Work instructions:
Which lines do you get when you copy the items verbatim, starting at the line that contains "drawer-item-label-low-priority-mails[interactable]: Low priority" and ending at the line that contains "label-icon <box>52 504 89 530</box>", both included, with nothing else?

Given entries:
+--

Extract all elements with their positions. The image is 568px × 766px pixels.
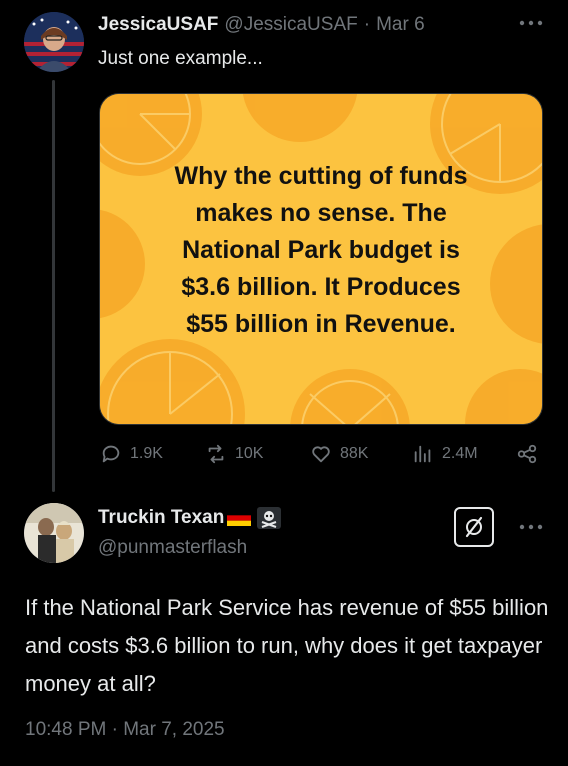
reply-action[interactable]: 1.9K <box>100 443 163 465</box>
reply-header: Truckin Texan <box>98 507 282 529</box>
views-icon <box>414 445 431 463</box>
views-action[interactable]: 2.4M <box>412 443 478 465</box>
avatar-truckin-texan[interactable] <box>24 503 84 563</box>
reply-ellipsis-icon[interactable] <box>518 520 544 538</box>
tweet-text: Just one example... <box>98 48 263 69</box>
grok-icon[interactable] <box>454 507 494 547</box>
reply-icon <box>102 445 120 463</box>
reply-count: 1.9K <box>130 445 163 462</box>
skull-crossbones-icon <box>257 507 282 529</box>
media-caption: Why the cutting of funds makes no sense.… <box>100 158 542 343</box>
author-name[interactable]: JessicaUSAF <box>98 14 218 36</box>
thread-line <box>52 80 55 492</box>
repost-count: 10K <box>235 445 264 462</box>
tweet-header: JessicaUSAF @JessicaUSAF · Mar 6 <box>98 14 425 36</box>
ellipsis-icon[interactable] <box>518 12 544 35</box>
reply-author-handle[interactable]: @punmasterflash <box>98 537 247 559</box>
reply-text: If the National Park Service has revenue… <box>25 595 549 696</box>
views-count: 2.4M <box>442 445 478 462</box>
germany-flag-icon <box>227 510 252 526</box>
media-line: makes no sense. The <box>195 199 447 227</box>
media-line: $55 billion in Revenue. <box>186 310 456 338</box>
media-line: Why the cutting of funds <box>174 162 468 190</box>
share-icon <box>517 444 537 464</box>
reply-timestamp[interactable]: 10:48 PM · Mar 7, 2025 <box>25 719 225 741</box>
repost-action[interactable]: 10K <box>205 443 263 465</box>
share-action[interactable] <box>516 443 538 465</box>
tweet-date[interactable]: Mar 6 <box>376 14 425 36</box>
heart-icon <box>312 446 330 463</box>
tweet-media-image[interactable]: Why the cutting of funds makes no sense.… <box>99 93 543 425</box>
media-line: $3.6 billion. It Produces <box>181 273 461 301</box>
like-count: 88K <box>340 445 369 462</box>
reply-author-name[interactable]: Truckin Texan <box>98 507 224 529</box>
media-line: National Park budget is <box>182 236 460 264</box>
repost-icon <box>208 444 224 464</box>
like-action[interactable]: 88K <box>310 443 368 465</box>
avatar-jessicausaf[interactable] <box>24 12 84 72</box>
separator: · <box>363 14 371 35</box>
author-handle[interactable]: @JessicaUSAF <box>224 14 357 36</box>
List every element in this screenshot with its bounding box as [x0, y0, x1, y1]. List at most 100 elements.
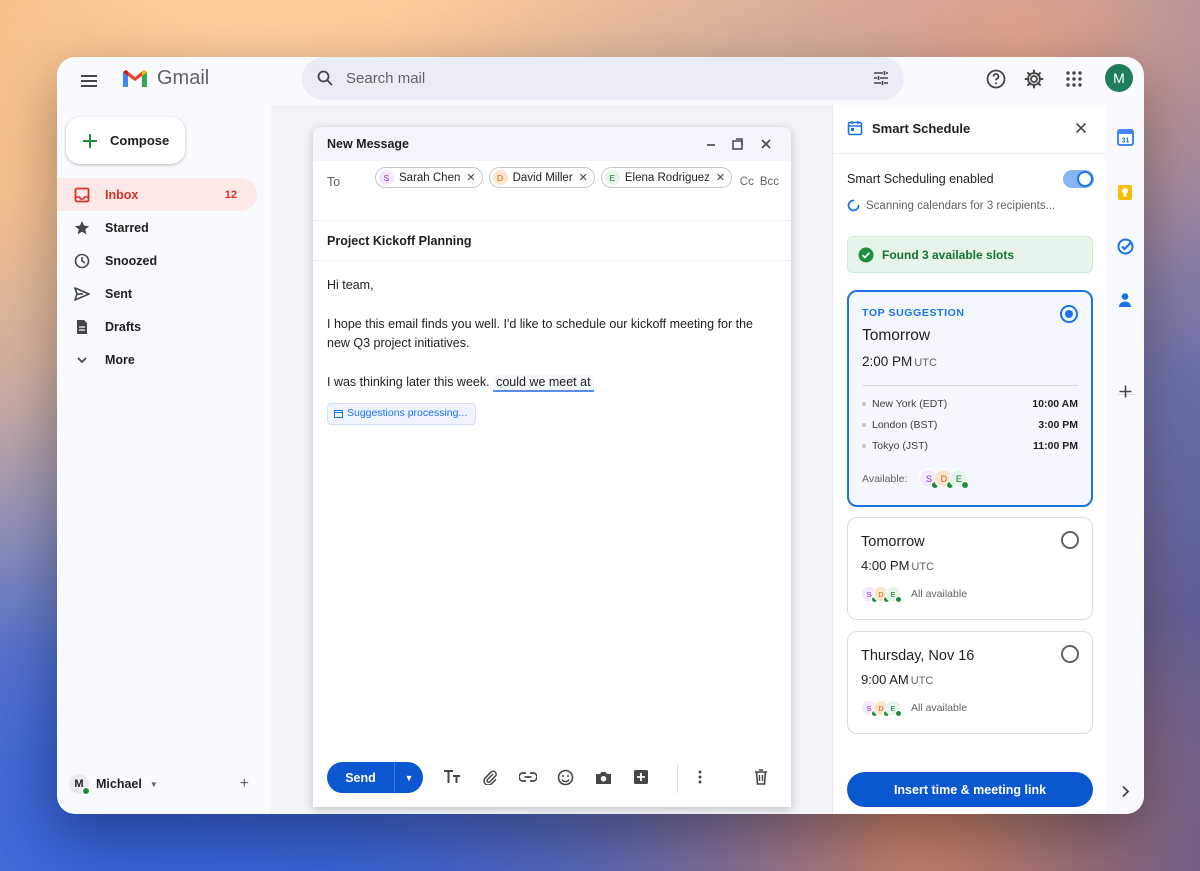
- timezone-row: London (BST) 3:00 PM: [862, 417, 1078, 433]
- gmail-m-icon: [123, 70, 147, 87]
- remove-recipient-icon[interactable]: ✕: [466, 171, 475, 184]
- apps-button[interactable]: [1061, 66, 1087, 92]
- select-radio[interactable]: [1061, 531, 1079, 549]
- smart-scheduling-toggle[interactable]: [1063, 170, 1094, 188]
- bullet: [862, 402, 866, 406]
- more-insert-button[interactable]: [630, 766, 652, 788]
- timezone-time: 10:00 AM: [1032, 398, 1078, 410]
- recipient-chip[interactable]: S Sarah Chen ✕: [375, 167, 483, 188]
- pop-out-button[interactable]: [728, 135, 746, 153]
- select-radio[interactable]: [1061, 645, 1079, 663]
- minimize-button[interactable]: [702, 135, 720, 153]
- insert-time-button[interactable]: Insert time & meeting link: [847, 772, 1093, 807]
- subject-field[interactable]: Project Kickoff Planning: [313, 221, 791, 261]
- recipient-avatar: E: [604, 170, 620, 185]
- hamburger-menu-icon: [81, 75, 97, 87]
- sidebar-item-starred[interactable]: Starred: [57, 211, 257, 244]
- sidebar-item-snoozed[interactable]: Snoozed: [57, 244, 257, 277]
- loading-spinner-icon: [847, 199, 860, 212]
- panel-header: Smart Schedule: [847, 120, 970, 136]
- insert-photo-button[interactable]: [592, 766, 614, 788]
- calendar-icon: [334, 410, 343, 418]
- google-calendar-icon: 31: [1116, 128, 1134, 146]
- search-input[interactable]: [346, 57, 826, 100]
- calendar-app-button[interactable]: 31: [1116, 128, 1134, 146]
- search-bar[interactable]: [302, 57, 904, 100]
- remove-recipient-icon[interactable]: ✕: [579, 171, 588, 184]
- suggestion-day: Tomorrow: [861, 534, 925, 550]
- attendee-avatar: E: [885, 700, 902, 717]
- suggestion-time-row: 9:00 AM UTC: [861, 672, 933, 687]
- cc-link[interactable]: Cc: [740, 176, 754, 188]
- tasks-app-button[interactable]: [1116, 237, 1134, 255]
- recipients-row[interactable]: To S Sarah Chen ✕ D David Miller ✕ E Ele…: [313, 161, 791, 221]
- timezone-city: London (BST): [872, 419, 938, 431]
- gmail-logo[interactable]: Gmail: [121, 67, 209, 90]
- sidebar-item-drafts[interactable]: Drafts: [57, 310, 257, 343]
- discard-draft-button[interactable]: [750, 766, 772, 788]
- suggestion-time-row: 4:00 PM UTC: [861, 558, 934, 573]
- keep-app-button[interactable]: [1116, 183, 1134, 201]
- settings-button[interactable]: [1021, 66, 1047, 92]
- formatting-button[interactable]: [441, 766, 463, 788]
- sidebar-item-inbox[interactable]: Inbox 12: [57, 178, 257, 211]
- toggle-knob: [1077, 171, 1093, 187]
- recipient-avatar: D: [492, 170, 508, 185]
- chevron-right-icon: [1121, 785, 1129, 797]
- add-icon[interactable]: +: [240, 775, 249, 793]
- more-options-button[interactable]: [689, 766, 711, 788]
- account-avatar[interactable]: M: [1105, 64, 1133, 92]
- chevron-down-icon: [73, 351, 91, 369]
- compose-title: New Message: [327, 137, 409, 151]
- highlighted-text[interactable]: could we meet at: [493, 374, 594, 392]
- add-box-icon: [634, 770, 648, 784]
- suggestion-time: 2:00 PM: [862, 354, 913, 369]
- send-button[interactable]: Send: [327, 762, 395, 793]
- attach-button[interactable]: [479, 766, 501, 788]
- recipient-name: Elena Rodriguez: [624, 171, 710, 184]
- suggestion-card-top[interactable]: TOP SUGGESTION Tomorrow 2:00 PM UTC New Y…: [847, 290, 1093, 507]
- close-compose-button[interactable]: [757, 135, 775, 153]
- slots-found-banner: Found 3 available slots: [847, 236, 1093, 273]
- suggestion-time-row: 2:00 PM UTC: [862, 354, 937, 369]
- suggestion-card[interactable]: Thursday, Nov 16 9:00 AM UTC S D E All av…: [847, 631, 1093, 734]
- add-app-button[interactable]: [1116, 382, 1134, 400]
- close-panel-button[interactable]: [1075, 121, 1087, 139]
- bullet: [862, 423, 866, 427]
- body-line-text: I was thinking later this week.: [327, 374, 490, 389]
- attendee-avatar: E: [885, 586, 902, 603]
- remove-recipient-icon[interactable]: ✕: [716, 171, 725, 184]
- suggestion-tz: UTC: [911, 561, 935, 573]
- bcc-link[interactable]: Bcc: [760, 176, 779, 188]
- hide-panel-button[interactable]: [1116, 782, 1134, 800]
- calendar-icon: [847, 121, 863, 136]
- user-status[interactable]: M Michael ▼ +: [69, 772, 257, 796]
- caret-down-icon[interactable]: ▼: [150, 780, 158, 789]
- google-keep-icon: [1118, 184, 1132, 200]
- suggestion-time: 4:00 PM: [861, 558, 910, 573]
- contacts-app-button[interactable]: [1116, 291, 1134, 309]
- emoji-button[interactable]: [554, 766, 576, 788]
- select-radio[interactable]: [1060, 305, 1078, 323]
- sidebar-item-label: Sent: [105, 286, 133, 301]
- processing-label: Suggestions processing...: [347, 406, 468, 419]
- search-icon[interactable]: [316, 69, 334, 87]
- help-button[interactable]: [983, 66, 1009, 92]
- availability-row: S D E All available: [861, 586, 967, 603]
- compose-button[interactable]: Compose: [66, 117, 185, 164]
- recipient-chip[interactable]: E Elena Rodriguez ✕: [600, 167, 733, 188]
- recipient-chip[interactable]: D David Miller ✕: [488, 167, 595, 188]
- timezone-time: 11:00 PM: [1033, 440, 1078, 452]
- send-options-button[interactable]: ▼: [395, 762, 423, 793]
- suggestion-card[interactable]: Tomorrow 4:00 PM UTC S D E All available: [847, 517, 1093, 620]
- attendee-avatar: E: [949, 469, 970, 489]
- suggestion-day: Tomorrow: [862, 327, 931, 344]
- sidebar-item-more[interactable]: More: [57, 343, 257, 376]
- help-icon: [986, 69, 1006, 89]
- insert-link-button[interactable]: [517, 766, 539, 788]
- sidebar-item-sent[interactable]: Sent: [57, 277, 257, 310]
- scanning-status: Scanning calendars for 3 recipients...: [847, 199, 1055, 212]
- main-menu-button[interactable]: [73, 65, 105, 97]
- search-options-icon[interactable]: [872, 69, 890, 87]
- message-body[interactable]: Hi team, I hope this email finds you wel…: [313, 261, 791, 440]
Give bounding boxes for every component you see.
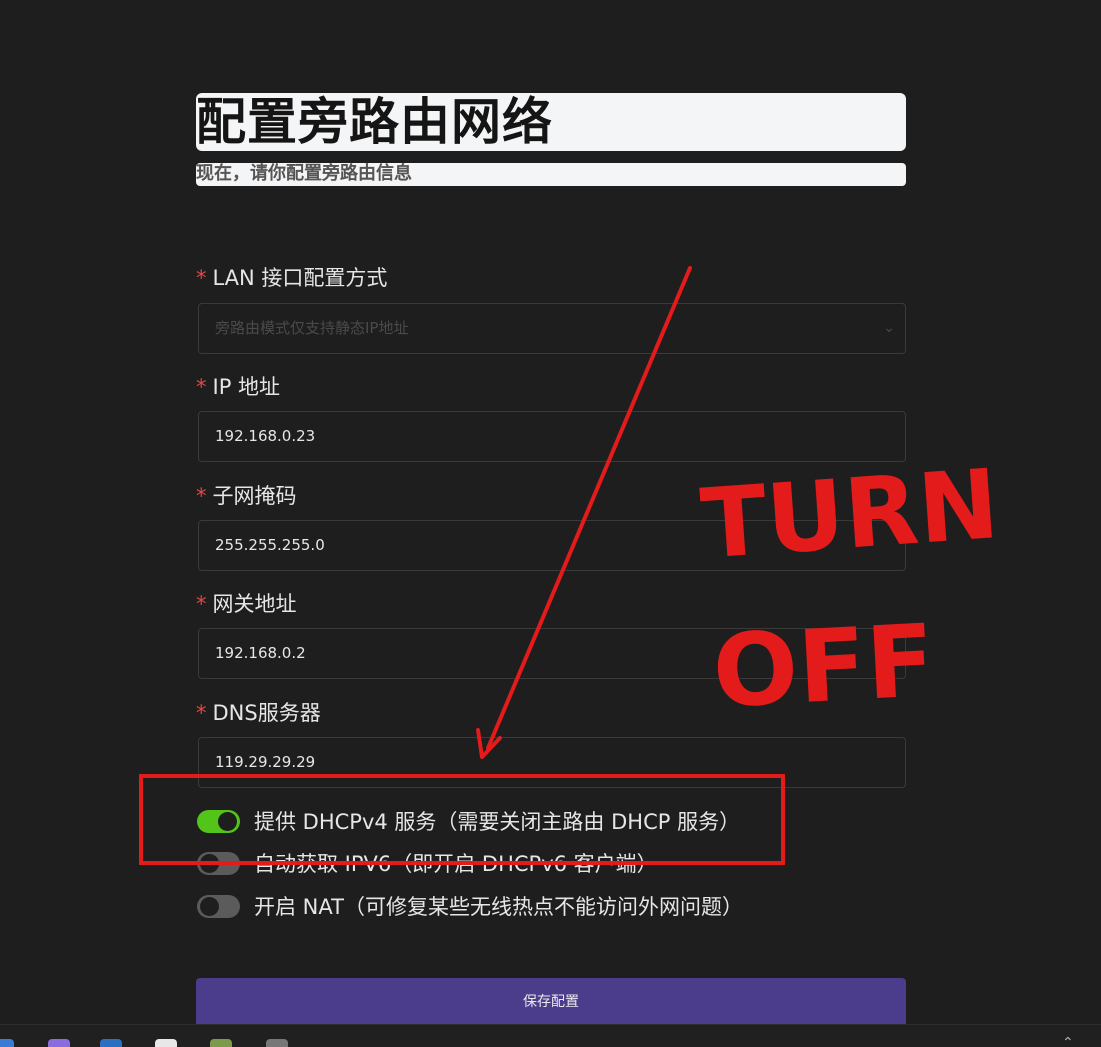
subtitle-banner: 现在，请你配置旁路由信息 — [196, 163, 906, 186]
dhcpv4-label: 提供 DHCPv4 服务（需要关闭主路由 DHCP 服务） — [254, 810, 741, 834]
taskbar: ⌃ — [0, 1024, 1101, 1047]
lan-mode-label: * LAN 接口配置方式 — [196, 266, 388, 290]
ip-input[interactable]: 192.168.0.23 — [198, 411, 906, 462]
app-icon-6[interactable] — [266, 1039, 288, 1047]
lan-mode-select[interactable]: 旁路由模式仅支持静态IP地址 ⌄ — [198, 303, 906, 354]
app-icon-1[interactable] — [0, 1039, 14, 1047]
page-subtitle: 现在，请你配置旁路由信息 — [196, 163, 412, 184]
save-button[interactable]: 保存配置 — [196, 978, 906, 1024]
tray-chevron-icon[interactable]: ⌃ — [1062, 1035, 1074, 1047]
app-icon-3[interactable] — [100, 1039, 122, 1047]
required-mark: * — [196, 484, 207, 508]
gateway-input[interactable]: 192.168.0.2 — [198, 628, 906, 679]
required-mark: * — [196, 592, 207, 616]
gateway-value: 192.168.0.2 — [215, 644, 306, 662]
dhcpv4-toggle[interactable] — [197, 810, 240, 833]
ipv6-toggle[interactable] — [197, 852, 240, 875]
nat-toggle[interactable] — [197, 895, 240, 918]
netmask-input[interactable]: 255.255.255.0 — [198, 520, 906, 571]
toggle-knob — [200, 897, 219, 916]
chevron-down-icon: ⌄ — [883, 320, 895, 336]
app-icon-2[interactable] — [48, 1039, 70, 1047]
dns-label: * DNS服务器 — [196, 701, 321, 725]
page-title: 配置旁路由网络 — [196, 93, 553, 151]
app-icon-4[interactable] — [155, 1039, 177, 1047]
title-banner: 配置旁路由网络 — [196, 93, 906, 151]
required-mark: * — [196, 375, 207, 399]
ip-label: * IP 地址 — [196, 375, 281, 399]
netmask-label: * 子网掩码 — [196, 484, 297, 508]
app-icon-5[interactable] — [210, 1039, 232, 1047]
required-mark: * — [196, 266, 207, 290]
lan-mode-placeholder: 旁路由模式仅支持静态IP地址 — [215, 319, 409, 337]
ip-value: 192.168.0.23 — [215, 427, 316, 445]
toggle-knob — [200, 854, 219, 873]
dns-input[interactable]: 119.29.29.29 — [198, 737, 906, 788]
gateway-label: * 网关地址 — [196, 592, 297, 616]
netmask-value: 255.255.255.0 — [215, 536, 325, 554]
ipv6-label: 自动获取 IPV6（即开启 DHCPv6 客户端） — [254, 852, 658, 876]
nat-label: 开启 NAT（可修复某些无线热点不能访问外网问题） — [254, 895, 743, 919]
dns-value: 119.29.29.29 — [215, 753, 316, 771]
required-mark: * — [196, 701, 207, 725]
toggle-knob — [218, 812, 237, 831]
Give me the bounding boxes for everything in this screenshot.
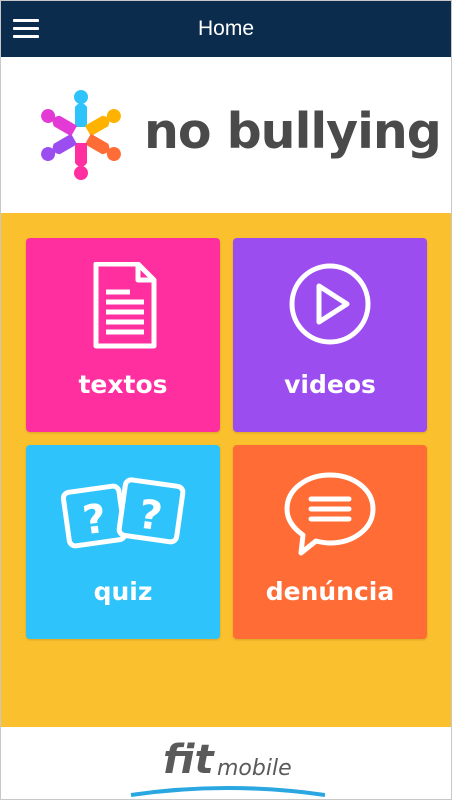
document-icon [93,262,157,349]
denuncia-label: denúncia [265,577,395,606]
top-app-bar: Home [1,1,451,57]
hands-circle-icon [41,90,121,180]
videos-label: videos [284,370,376,399]
play-circle-icon [289,263,371,345]
quiz-label: quiz [93,577,153,606]
question-cards-icon: ? ? [60,477,186,549]
brand-header: no bullying [1,57,451,213]
fit-mobile-logo: fit mobile [130,737,325,797]
quiz-tile[interactable]: ? ? quiz [26,445,220,639]
menu-grid: textos videos ? ? quiz denúncia [1,213,451,727]
videos-tile[interactable]: videos [233,238,427,432]
app-frame: Home no bullying textos videos ? ? quiz … [0,0,452,800]
page-title: Home [197,17,255,40]
denuncia-tile[interactable]: denúncia [233,445,427,639]
mobile-wordmark: mobile [217,756,292,781]
textos-tile[interactable]: textos [26,238,220,432]
brand-name: no bullying [144,103,442,160]
footer: fit mobile [1,727,451,799]
svg-text:?: ? [80,496,109,545]
fit-wordmark: fit [163,737,215,783]
textos-label: textos [78,370,168,399]
chat-bubble-icon [284,472,376,556]
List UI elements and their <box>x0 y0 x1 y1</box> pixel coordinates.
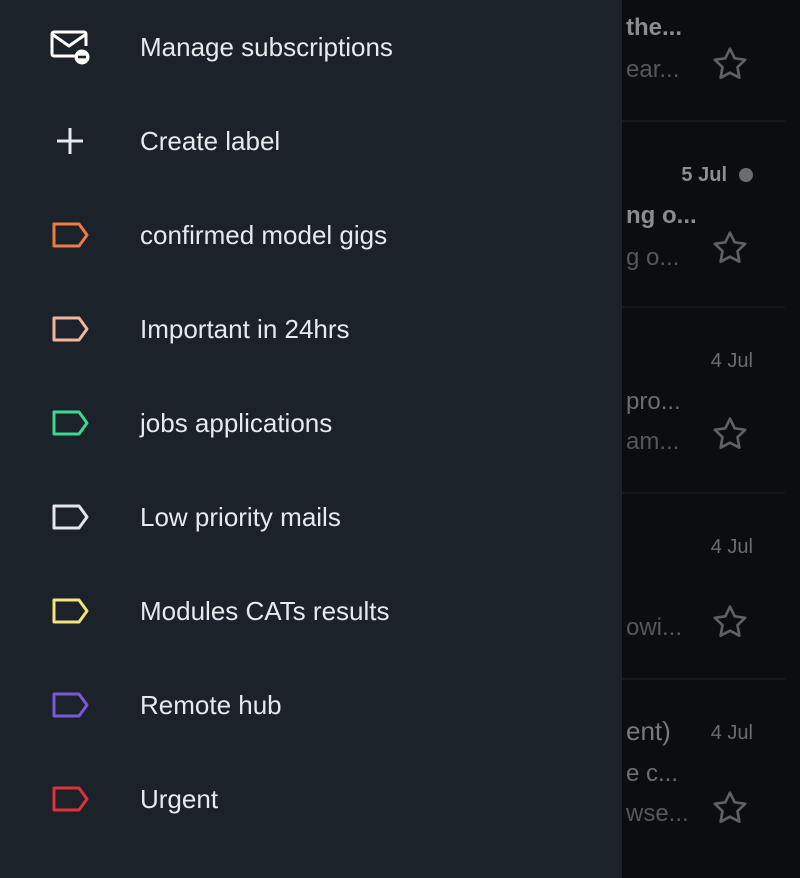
drawer-item-label-low-priority-mails[interactable]: Low priority mails <box>0 470 622 564</box>
drawer-item-label-jobs-applications[interactable]: jobs applications <box>0 376 622 470</box>
mail-date: 4 Jul <box>710 536 753 558</box>
label-icon <box>52 598 89 624</box>
drawer-item-label: Manage subscriptions <box>140 32 393 62</box>
drawer-item-create-label[interactable]: Create label <box>0 94 622 188</box>
mail-snippet: owi... <box>626 614 683 641</box>
star-outline-icon[interactable] <box>710 414 750 454</box>
label-icon <box>52 410 89 436</box>
mail-sender: ent) <box>626 716 671 746</box>
drawer-item-label: Low priority mails <box>140 502 341 532</box>
mail-date: 4 Jul <box>710 722 753 744</box>
unread-dot-icon <box>739 168 753 182</box>
label-icon <box>52 786 89 812</box>
label-icon <box>52 504 89 530</box>
drawer-item-label-modules-cats-results[interactable]: Modules CATs results <box>0 564 622 658</box>
drawer-item-label-remote-hub[interactable]: Remote hub <box>0 658 622 752</box>
mail-snippet: wse... <box>626 800 689 827</box>
drawer-item-label-important-in-24hrs[interactable]: Important in 24hrs <box>0 282 622 376</box>
mail-sender: the... <box>626 14 683 41</box>
label-icon <box>52 316 89 342</box>
plus-icon <box>57 128 83 154</box>
drawer-item-label: Create label <box>140 126 281 156</box>
mail-date: 4 Jul <box>710 350 753 372</box>
drawer-item-label: jobs applications <box>140 408 333 438</box>
star-outline-icon[interactable] <box>710 788 750 828</box>
drawer-item-label: Urgent <box>140 784 219 814</box>
mail-date: 5 Jul <box>681 164 727 186</box>
star-outline-icon[interactable] <box>710 602 750 642</box>
mail-snippet: am... <box>626 428 680 455</box>
mail-subject: e c... <box>626 760 679 787</box>
label-icon <box>52 692 89 718</box>
mail-subject: pro... <box>626 388 681 415</box>
drawer-item-label: confirmed model gigs <box>140 220 388 250</box>
star-outline-icon[interactable] <box>710 228 750 268</box>
label-icon <box>52 222 89 248</box>
mail-snippet: g o... <box>626 244 680 271</box>
drawer-item-label: Modules CATs results <box>140 596 390 626</box>
drawer-item-label: Remote hub <box>140 690 282 720</box>
mail-sender: ng o... <box>626 202 697 229</box>
drawer-item-label: Important in 24hrs <box>140 314 350 344</box>
drawer-item-label-confirmed-model-gigs[interactable]: confirmed model gigs <box>0 188 622 282</box>
navigation-drawer: Manage subscriptions Create label confir… <box>0 0 622 878</box>
mail-unsubscribe-icon <box>50 30 90 65</box>
mail-snippet: ear... <box>626 56 680 83</box>
drawer-item-label-urgent[interactable]: Urgent <box>0 752 622 846</box>
star-outline-icon[interactable] <box>710 44 750 84</box>
drawer-item-manage-subscriptions[interactable]: Manage subscriptions <box>0 0 622 94</box>
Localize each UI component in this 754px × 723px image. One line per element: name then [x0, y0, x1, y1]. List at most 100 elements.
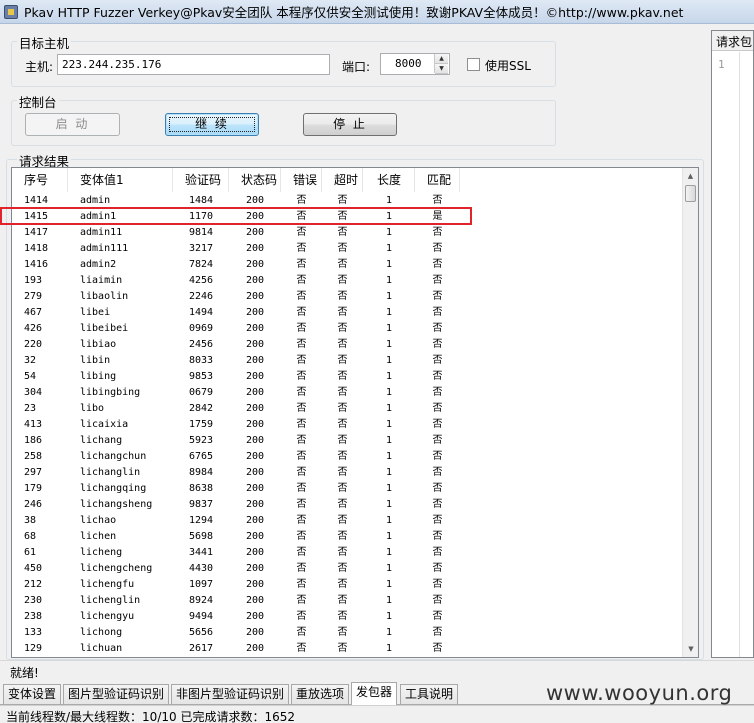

+--

Exercise result:
drawer-item-label-low-priority-mails[interactable]: Low priority mails <box>0 470 622 564</box>
drawer-item-label-jobs-applications[interactable]: jobs applications <box>0 376 622 470</box>
mail-date: 4 Jul <box>710 536 753 558</box>
label-icon <box>52 598 89 624</box>
drawer-item-label: Manage subscriptions <box>140 32 393 62</box>
drawer-item-create-label[interactable]: Create label <box>0 94 622 188</box>
mail-snippet: owi... <box>626 614 683 641</box>
star-outline-icon[interactable] <box>710 414 750 454</box>
label-icon <box>52 410 89 436</box>
mail-sender: ent) <box>626 716 671 746</box>
drawer-item-label: Low priority mails <box>140 502 341 532</box>
mail-date: 4 Jul <box>710 722 753 744</box>
unread-dot-icon <box>739 168 753 182</box>
label-icon <box>52 786 89 812</box>
label-icon <box>52 504 89 530</box>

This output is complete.